Entries from a dataset
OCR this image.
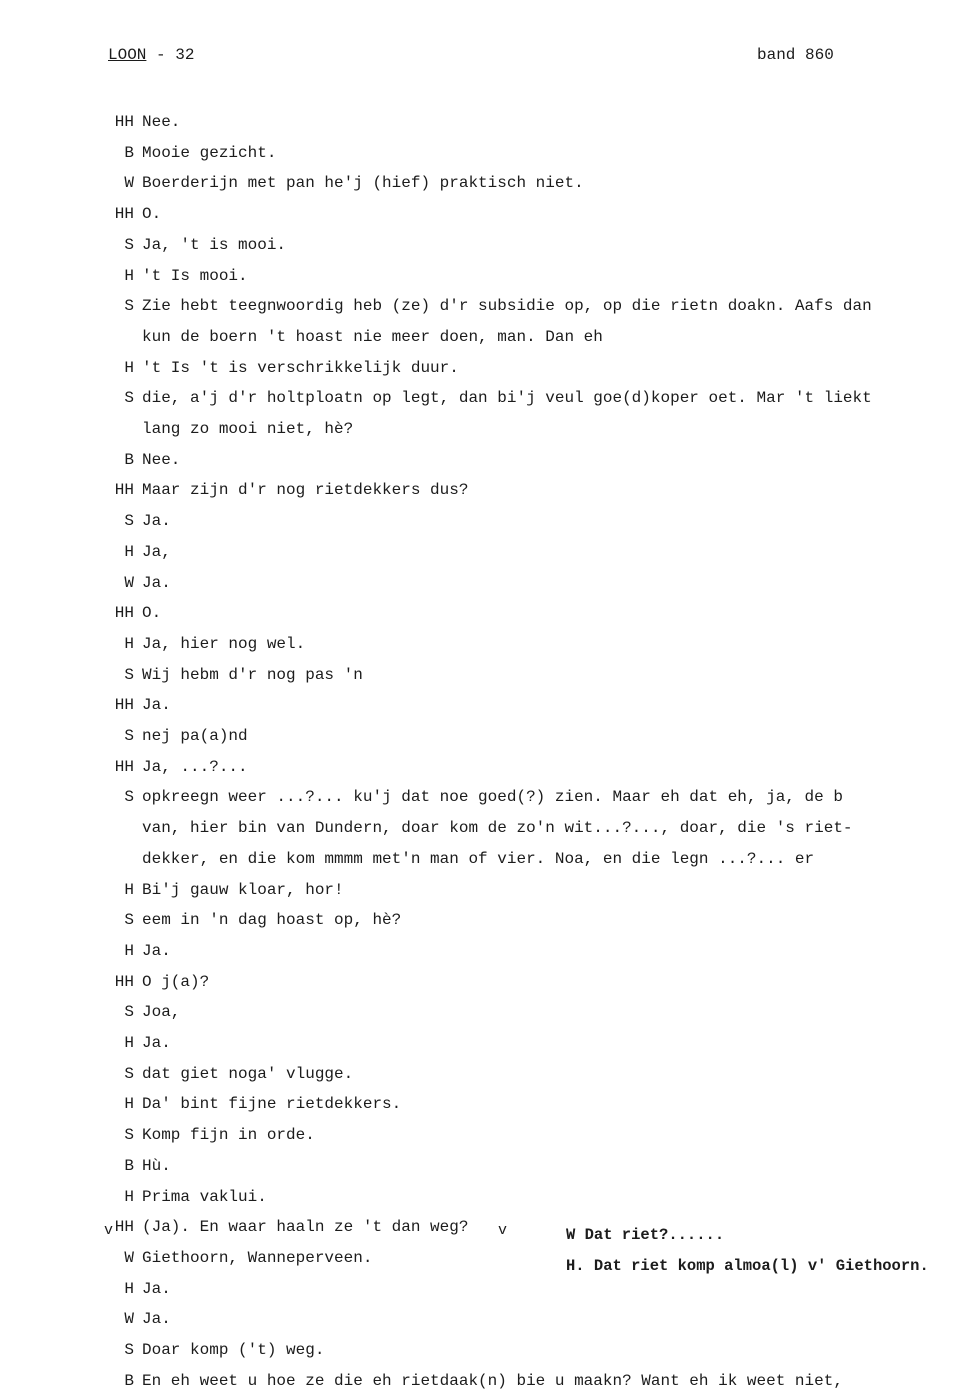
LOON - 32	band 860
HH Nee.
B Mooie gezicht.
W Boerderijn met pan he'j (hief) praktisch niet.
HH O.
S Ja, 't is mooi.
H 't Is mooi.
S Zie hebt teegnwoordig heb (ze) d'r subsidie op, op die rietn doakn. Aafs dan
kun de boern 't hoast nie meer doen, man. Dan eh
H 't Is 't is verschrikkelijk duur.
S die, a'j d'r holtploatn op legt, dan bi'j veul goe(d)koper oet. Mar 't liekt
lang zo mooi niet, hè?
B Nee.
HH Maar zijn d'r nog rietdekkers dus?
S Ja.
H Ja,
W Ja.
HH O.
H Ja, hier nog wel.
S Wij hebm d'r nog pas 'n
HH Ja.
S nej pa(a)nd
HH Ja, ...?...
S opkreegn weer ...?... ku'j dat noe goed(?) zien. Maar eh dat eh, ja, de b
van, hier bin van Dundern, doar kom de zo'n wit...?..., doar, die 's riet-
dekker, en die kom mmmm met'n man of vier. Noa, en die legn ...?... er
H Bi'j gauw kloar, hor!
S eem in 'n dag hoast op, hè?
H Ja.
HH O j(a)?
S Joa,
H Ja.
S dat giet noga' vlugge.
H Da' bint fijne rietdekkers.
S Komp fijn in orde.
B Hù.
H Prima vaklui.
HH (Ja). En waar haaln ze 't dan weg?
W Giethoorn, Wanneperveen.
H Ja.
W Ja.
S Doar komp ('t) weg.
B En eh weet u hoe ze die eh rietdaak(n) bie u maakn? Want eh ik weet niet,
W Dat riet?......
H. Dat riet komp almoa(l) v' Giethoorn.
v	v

---

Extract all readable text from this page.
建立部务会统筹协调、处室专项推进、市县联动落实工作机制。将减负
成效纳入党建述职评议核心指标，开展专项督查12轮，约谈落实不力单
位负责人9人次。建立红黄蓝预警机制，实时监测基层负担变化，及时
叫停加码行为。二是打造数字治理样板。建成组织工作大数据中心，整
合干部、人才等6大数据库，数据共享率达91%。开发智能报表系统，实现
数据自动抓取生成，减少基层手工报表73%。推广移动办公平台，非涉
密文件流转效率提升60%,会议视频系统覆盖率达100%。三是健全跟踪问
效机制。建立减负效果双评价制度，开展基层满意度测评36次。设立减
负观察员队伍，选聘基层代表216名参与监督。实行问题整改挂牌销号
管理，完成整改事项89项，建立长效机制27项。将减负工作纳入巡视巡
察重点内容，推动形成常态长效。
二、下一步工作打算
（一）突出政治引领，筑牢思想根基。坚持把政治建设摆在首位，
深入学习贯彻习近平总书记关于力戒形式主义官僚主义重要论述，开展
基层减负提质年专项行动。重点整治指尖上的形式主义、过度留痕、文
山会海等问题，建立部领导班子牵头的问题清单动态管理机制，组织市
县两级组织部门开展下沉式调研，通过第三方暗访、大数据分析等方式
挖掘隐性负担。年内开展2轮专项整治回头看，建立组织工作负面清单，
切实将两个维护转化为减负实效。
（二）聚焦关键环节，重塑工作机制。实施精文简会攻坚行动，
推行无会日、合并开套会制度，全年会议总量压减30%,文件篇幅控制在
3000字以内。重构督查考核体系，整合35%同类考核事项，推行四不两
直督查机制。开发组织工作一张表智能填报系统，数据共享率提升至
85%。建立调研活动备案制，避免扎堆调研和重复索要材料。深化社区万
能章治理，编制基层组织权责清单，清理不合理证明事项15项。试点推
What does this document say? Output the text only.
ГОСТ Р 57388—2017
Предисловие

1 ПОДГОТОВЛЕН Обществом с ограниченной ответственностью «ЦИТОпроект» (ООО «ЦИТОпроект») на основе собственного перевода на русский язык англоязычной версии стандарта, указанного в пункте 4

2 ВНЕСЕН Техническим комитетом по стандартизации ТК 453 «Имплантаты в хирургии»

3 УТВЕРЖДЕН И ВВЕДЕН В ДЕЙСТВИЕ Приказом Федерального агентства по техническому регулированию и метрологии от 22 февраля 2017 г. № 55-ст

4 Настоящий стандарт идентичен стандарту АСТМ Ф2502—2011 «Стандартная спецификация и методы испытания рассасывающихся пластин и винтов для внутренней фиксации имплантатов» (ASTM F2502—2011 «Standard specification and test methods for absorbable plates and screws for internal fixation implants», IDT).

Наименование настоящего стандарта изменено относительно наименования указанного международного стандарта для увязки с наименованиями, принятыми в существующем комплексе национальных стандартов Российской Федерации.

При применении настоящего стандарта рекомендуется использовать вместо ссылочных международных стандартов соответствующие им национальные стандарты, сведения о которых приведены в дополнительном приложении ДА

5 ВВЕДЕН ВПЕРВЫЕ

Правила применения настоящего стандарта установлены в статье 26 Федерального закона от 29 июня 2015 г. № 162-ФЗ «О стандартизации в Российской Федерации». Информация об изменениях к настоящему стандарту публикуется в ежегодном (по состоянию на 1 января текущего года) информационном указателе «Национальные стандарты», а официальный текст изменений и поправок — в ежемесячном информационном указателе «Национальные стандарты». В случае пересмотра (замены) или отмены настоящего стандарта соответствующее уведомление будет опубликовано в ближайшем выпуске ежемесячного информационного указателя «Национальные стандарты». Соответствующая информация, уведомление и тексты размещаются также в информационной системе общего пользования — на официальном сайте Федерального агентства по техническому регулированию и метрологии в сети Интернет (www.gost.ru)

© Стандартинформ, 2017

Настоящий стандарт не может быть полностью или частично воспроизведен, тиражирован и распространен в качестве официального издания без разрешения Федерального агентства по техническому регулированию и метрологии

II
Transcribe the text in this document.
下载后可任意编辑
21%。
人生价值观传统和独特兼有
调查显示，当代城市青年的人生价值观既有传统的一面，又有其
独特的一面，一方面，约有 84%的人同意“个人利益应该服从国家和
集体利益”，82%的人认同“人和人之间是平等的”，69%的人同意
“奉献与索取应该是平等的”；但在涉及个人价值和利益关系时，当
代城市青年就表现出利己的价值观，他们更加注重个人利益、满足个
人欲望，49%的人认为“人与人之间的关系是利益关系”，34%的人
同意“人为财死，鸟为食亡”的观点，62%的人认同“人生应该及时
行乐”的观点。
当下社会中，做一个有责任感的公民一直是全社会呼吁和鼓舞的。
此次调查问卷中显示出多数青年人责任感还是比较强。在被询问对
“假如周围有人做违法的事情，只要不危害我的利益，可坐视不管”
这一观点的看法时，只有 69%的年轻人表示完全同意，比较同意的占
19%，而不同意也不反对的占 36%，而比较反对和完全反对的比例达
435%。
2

---

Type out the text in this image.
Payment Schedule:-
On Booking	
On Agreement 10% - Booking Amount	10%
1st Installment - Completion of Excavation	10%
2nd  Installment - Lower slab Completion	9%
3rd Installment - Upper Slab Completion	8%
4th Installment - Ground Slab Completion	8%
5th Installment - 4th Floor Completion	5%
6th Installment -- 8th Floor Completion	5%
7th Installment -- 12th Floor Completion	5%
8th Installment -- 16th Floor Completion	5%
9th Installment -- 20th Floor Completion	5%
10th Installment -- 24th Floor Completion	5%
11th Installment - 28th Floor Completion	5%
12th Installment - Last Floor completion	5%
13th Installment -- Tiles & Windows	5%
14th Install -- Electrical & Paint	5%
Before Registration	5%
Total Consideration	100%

● **Task prompt**
From the records above, copy every line that holds the word "this".

● **Solution below**
OCR this image.
Extract all readable text from this page.
What does this document say? Output the text only.
Transcribe the text in this document.
Type out the text in this image.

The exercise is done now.